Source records
>>>

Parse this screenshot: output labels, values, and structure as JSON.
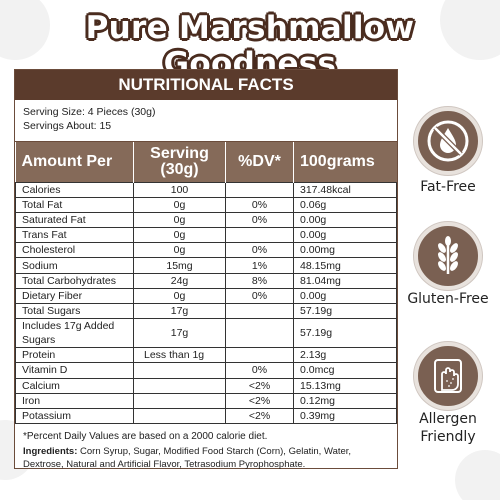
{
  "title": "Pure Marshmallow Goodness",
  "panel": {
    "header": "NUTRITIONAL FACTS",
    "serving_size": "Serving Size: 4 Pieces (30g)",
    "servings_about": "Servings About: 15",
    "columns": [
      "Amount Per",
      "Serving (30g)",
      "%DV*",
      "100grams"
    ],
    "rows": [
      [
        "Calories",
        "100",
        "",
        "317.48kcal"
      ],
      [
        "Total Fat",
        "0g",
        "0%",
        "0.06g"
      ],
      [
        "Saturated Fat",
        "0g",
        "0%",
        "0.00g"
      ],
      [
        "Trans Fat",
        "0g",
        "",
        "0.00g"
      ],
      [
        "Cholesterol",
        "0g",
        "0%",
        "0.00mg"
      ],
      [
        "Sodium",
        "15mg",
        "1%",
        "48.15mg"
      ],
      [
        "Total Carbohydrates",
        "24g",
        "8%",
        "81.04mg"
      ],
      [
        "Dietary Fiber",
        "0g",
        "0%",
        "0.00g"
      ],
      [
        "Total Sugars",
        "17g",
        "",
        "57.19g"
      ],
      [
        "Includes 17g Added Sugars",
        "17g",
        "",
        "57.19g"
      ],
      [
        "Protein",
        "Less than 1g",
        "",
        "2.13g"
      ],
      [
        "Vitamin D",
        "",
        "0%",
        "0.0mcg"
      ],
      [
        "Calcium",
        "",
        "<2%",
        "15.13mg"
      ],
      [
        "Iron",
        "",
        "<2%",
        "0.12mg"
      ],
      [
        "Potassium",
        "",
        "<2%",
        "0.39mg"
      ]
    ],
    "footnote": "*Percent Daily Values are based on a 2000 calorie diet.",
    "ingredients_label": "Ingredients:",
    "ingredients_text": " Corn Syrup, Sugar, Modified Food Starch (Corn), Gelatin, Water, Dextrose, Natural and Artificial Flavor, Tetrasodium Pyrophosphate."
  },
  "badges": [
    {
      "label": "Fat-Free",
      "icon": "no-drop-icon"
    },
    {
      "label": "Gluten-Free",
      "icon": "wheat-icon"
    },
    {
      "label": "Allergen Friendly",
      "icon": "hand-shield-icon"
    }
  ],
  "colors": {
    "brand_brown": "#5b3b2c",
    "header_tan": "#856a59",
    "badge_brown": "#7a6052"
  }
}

<<<
>>>

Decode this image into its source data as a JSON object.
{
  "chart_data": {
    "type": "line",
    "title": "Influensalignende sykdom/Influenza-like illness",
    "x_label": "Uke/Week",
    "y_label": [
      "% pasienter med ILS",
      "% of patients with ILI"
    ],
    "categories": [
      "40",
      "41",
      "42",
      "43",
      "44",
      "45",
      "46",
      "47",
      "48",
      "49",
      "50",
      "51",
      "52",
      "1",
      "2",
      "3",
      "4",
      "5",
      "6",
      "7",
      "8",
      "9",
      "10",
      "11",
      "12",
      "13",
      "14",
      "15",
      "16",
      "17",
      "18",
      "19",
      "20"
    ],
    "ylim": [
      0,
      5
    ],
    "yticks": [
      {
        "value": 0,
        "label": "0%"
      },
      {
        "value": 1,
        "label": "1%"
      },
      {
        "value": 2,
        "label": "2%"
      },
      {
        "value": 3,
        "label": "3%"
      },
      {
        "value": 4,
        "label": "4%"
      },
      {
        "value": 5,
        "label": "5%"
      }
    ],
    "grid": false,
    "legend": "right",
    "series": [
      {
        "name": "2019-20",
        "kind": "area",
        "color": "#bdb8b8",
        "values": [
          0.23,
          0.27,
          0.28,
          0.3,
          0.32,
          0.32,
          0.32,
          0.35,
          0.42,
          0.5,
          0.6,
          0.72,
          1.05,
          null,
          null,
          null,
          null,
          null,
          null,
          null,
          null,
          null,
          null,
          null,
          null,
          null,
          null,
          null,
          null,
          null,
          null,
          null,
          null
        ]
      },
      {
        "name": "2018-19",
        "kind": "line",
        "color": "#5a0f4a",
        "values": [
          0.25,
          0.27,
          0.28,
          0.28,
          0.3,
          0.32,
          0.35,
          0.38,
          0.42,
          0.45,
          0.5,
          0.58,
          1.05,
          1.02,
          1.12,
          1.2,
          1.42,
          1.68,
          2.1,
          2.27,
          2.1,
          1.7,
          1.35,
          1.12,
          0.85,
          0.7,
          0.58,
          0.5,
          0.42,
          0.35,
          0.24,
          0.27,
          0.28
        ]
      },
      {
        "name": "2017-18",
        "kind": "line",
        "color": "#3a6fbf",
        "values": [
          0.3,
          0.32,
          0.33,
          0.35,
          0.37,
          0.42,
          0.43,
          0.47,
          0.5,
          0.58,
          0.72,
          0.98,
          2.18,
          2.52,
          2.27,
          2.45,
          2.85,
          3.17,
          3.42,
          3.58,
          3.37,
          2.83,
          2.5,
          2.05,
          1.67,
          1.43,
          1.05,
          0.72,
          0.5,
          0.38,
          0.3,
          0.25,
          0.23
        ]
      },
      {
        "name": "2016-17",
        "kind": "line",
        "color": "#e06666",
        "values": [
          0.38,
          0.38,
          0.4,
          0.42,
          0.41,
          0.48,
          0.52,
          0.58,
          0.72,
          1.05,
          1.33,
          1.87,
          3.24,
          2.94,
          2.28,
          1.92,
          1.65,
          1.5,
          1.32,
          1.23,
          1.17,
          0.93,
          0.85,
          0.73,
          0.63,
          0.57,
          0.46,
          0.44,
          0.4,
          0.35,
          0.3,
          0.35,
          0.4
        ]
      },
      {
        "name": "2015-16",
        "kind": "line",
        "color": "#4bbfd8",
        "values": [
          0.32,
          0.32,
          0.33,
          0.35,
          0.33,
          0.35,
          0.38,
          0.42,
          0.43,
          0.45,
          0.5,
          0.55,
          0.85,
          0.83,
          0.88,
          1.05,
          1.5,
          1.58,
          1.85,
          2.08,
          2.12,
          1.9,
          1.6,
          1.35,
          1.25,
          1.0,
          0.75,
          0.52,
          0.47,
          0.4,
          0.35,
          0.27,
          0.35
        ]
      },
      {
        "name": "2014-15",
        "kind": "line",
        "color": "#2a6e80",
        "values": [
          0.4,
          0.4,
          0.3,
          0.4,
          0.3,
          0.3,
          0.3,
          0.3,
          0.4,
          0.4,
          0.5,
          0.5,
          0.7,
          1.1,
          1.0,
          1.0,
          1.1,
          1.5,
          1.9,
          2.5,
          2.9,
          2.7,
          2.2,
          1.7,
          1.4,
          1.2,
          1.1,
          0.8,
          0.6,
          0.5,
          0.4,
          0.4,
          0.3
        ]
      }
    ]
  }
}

<<<

#### [Task details]
For the word "Sugars", say how many lines of the records above contain it. Reply with the number alone.

#### [Response]
2